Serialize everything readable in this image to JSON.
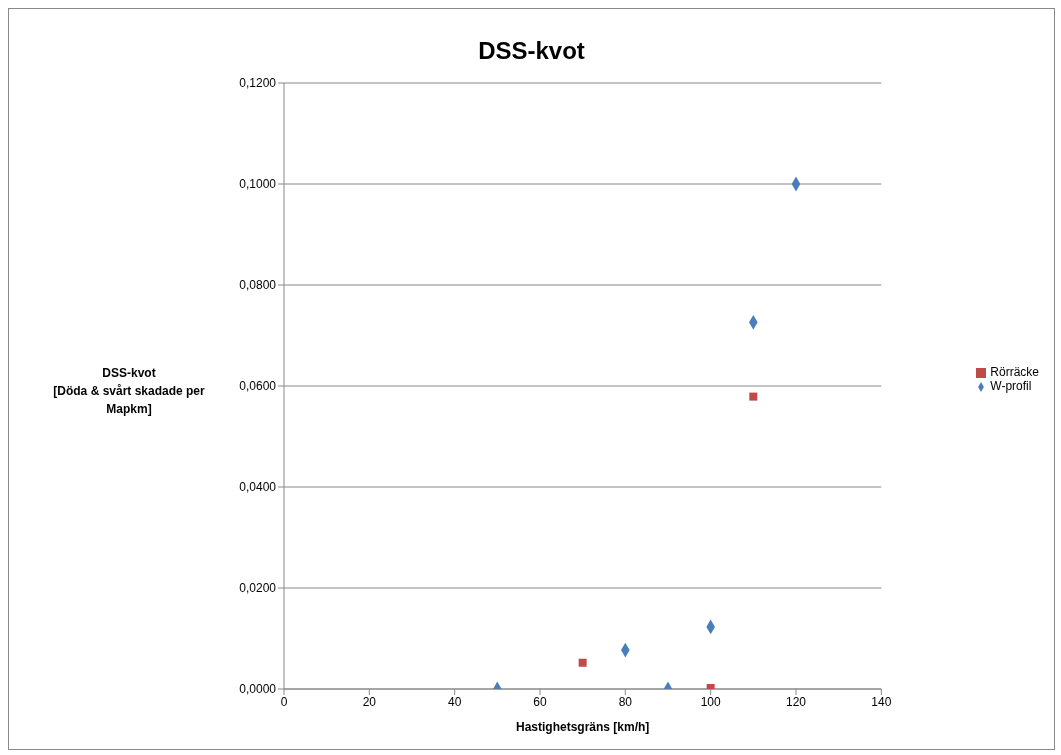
{
  "chart_data": {
    "type": "scatter",
    "title": "DSS-kvot",
    "xlabel": "Hastighetsgräns [km/h]",
    "ylabel": "DSS-kvot\n[Döda & svårt skadade per Mapkm]",
    "series": [
      {
        "name": "W-profil",
        "color": "#4a7ebb",
        "marker": "diamond",
        "x": [
          50,
          80,
          90,
          100,
          110,
          120
        ],
        "values": [
          0,
          0.0077,
          0,
          0.0123,
          0.0726,
          0.1
        ]
      },
      {
        "name": "Rörräcke",
        "color": "#be4b48",
        "marker": "square",
        "x": [
          70,
          100,
          110
        ],
        "values": [
          0.0052,
          0.0002,
          0.0579
        ]
      }
    ],
    "xlim": [
      0,
      140
    ],
    "xticks": [
      0,
      20,
      40,
      60,
      80,
      100,
      120,
      140
    ],
    "ylim": [
      0,
      0.12
    ],
    "yticks": [
      {
        "value": 0,
        "label": "0,0000"
      },
      {
        "value": 0.02,
        "label": "0,0200"
      },
      {
        "value": 0.04,
        "label": "0,0400"
      },
      {
        "value": 0.06,
        "label": "0,0600"
      },
      {
        "value": 0.08,
        "label": "0,0800"
      },
      {
        "value": 0.1,
        "label": "0,1000"
      },
      {
        "value": 0.12,
        "label": "0,1200"
      }
    ],
    "grid": "y",
    "legend": "right"
  }
}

---*---

Aim: Make an exact copy of the whole listing, but don't bring over any pictures.

Written reply:
Serialize everything readable in this image to JSON.
{
  "chart_data": {
    "type": "scatter",
    "title": "DSS-kvot",
    "xlabel": "Hastighetsgräns [km/h]",
    "ylabel": "DSS-kvot\n[Döda & svårt skadade per Mapkm]",
    "series": [
      {
        "name": "W-profil",
        "color": "#4a7ebb",
        "marker": "diamond",
        "x": [
          50,
          80,
          90,
          100,
          110,
          120
        ],
        "values": [
          0,
          0.0077,
          0,
          0.0123,
          0.0726,
          0.1
        ]
      },
      {
        "name": "Rörräcke",
        "color": "#be4b48",
        "marker": "square",
        "x": [
          70,
          100,
          110
        ],
        "values": [
          0.0052,
          0.0002,
          0.0579
        ]
      }
    ],
    "xlim": [
      0,
      140
    ],
    "xticks": [
      0,
      20,
      40,
      60,
      80,
      100,
      120,
      140
    ],
    "ylim": [
      0,
      0.12
    ],
    "yticks": [
      {
        "value": 0,
        "label": "0,0000"
      },
      {
        "value": 0.02,
        "label": "0,0200"
      },
      {
        "value": 0.04,
        "label": "0,0400"
      },
      {
        "value": 0.06,
        "label": "0,0600"
      },
      {
        "value": 0.08,
        "label": "0,0800"
      },
      {
        "value": 0.1,
        "label": "0,1000"
      },
      {
        "value": 0.12,
        "label": "0,1200"
      }
    ],
    "grid": "y",
    "legend": "right"
  }
}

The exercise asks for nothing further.